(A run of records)
========================================
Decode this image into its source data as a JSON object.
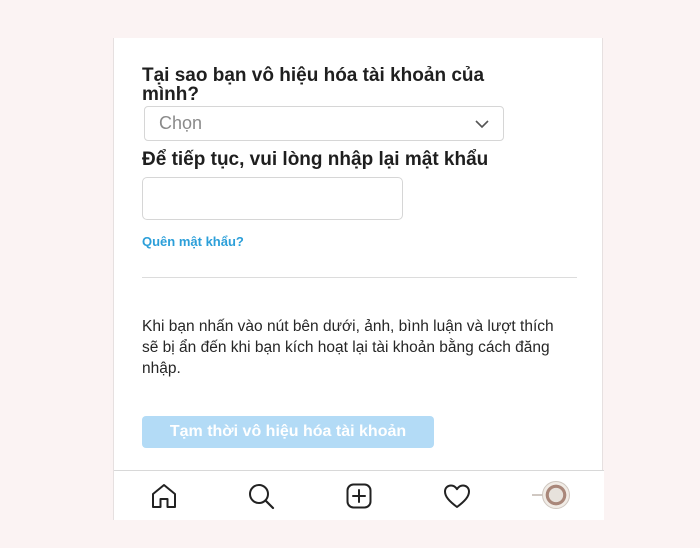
{
  "form": {
    "question": "Tại sao bạn vô hiệu hóa tài khoản của mình?",
    "reason_select": {
      "value": "Chọn"
    },
    "password_label": "Để tiếp tục, vui lòng nhập lại mật khẩu",
    "password_input": {
      "value": "",
      "placeholder": ""
    },
    "forgot_link": "Quên mật khẩu?",
    "notice": "Khi bạn nhấn vào nút bên dưới, ảnh, bình luận và lượt thích sẽ bị ẩn đến khi bạn kích hoạt lại tài khoản bằng cách đăng nhập.",
    "deactivate_button": "Tạm thời vô hiệu hóa tài khoản"
  },
  "tabbar": {
    "items": [
      {
        "icon": "home-icon"
      },
      {
        "icon": "search-icon"
      },
      {
        "icon": "add-post-icon"
      },
      {
        "icon": "heart-icon"
      },
      {
        "icon": "profile-avatar"
      }
    ]
  },
  "colors": {
    "link": "#2c9fd9",
    "button_disabled": "#b3dbf6",
    "text": "#1f1f1f"
  }
}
========================================
Task prompt.
Find every line above that contains the word "khẩu", and return each one.

Final result.
    "password_label": "Để tiếp tục, vui lòng nhập lại mật khẩu",
    "forgot_link": "Quên mật khẩu?",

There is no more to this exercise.